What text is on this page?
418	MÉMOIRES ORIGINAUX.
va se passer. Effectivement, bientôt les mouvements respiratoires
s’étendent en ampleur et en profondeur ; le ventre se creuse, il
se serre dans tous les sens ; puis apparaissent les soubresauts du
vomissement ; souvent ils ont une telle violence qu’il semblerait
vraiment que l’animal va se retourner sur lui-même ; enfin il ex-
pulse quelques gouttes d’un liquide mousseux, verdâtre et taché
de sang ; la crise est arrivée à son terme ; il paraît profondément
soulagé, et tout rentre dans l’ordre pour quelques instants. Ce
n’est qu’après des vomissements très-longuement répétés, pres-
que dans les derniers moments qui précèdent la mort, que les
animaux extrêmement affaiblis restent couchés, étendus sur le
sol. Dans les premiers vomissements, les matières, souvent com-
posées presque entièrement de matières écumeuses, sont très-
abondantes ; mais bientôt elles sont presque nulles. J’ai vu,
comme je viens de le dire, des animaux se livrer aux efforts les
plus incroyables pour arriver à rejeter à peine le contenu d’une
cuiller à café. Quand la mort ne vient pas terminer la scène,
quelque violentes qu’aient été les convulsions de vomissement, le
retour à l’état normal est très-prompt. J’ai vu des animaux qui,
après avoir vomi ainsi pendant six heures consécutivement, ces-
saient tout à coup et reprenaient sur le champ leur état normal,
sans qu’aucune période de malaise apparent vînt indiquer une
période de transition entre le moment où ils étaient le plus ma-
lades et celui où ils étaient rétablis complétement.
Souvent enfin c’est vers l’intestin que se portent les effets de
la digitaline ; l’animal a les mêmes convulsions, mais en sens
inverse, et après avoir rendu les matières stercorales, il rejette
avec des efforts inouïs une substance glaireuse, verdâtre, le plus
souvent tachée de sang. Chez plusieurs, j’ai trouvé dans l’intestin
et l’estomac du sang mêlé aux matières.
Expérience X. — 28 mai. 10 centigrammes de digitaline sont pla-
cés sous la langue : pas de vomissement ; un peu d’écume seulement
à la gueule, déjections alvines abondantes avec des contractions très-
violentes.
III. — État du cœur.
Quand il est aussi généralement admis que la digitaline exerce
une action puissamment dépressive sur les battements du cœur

########

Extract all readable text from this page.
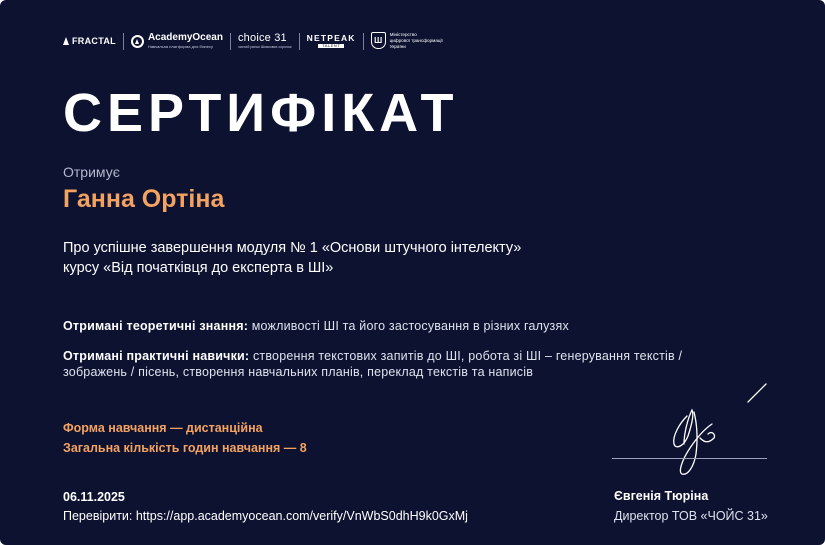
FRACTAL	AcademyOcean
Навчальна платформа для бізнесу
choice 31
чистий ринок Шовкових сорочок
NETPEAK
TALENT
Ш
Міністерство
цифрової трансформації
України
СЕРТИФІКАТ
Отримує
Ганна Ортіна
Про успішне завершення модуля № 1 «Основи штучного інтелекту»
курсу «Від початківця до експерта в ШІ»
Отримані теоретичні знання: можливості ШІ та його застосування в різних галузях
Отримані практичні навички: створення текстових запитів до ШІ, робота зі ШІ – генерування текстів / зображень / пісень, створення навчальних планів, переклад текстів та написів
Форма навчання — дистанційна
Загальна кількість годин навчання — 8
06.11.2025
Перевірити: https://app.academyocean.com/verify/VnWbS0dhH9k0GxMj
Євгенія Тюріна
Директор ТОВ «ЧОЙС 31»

########

- [EXERCISE OBJECTIVE] Among the entries above, identify all lines with "sens" and copy them.

- [RESPONSE BELOW]
se serre dans tous les sens ; puis apparaissent les soubresauts du
la digitaline ; l’animal a les mêmes convulsions, mais en sens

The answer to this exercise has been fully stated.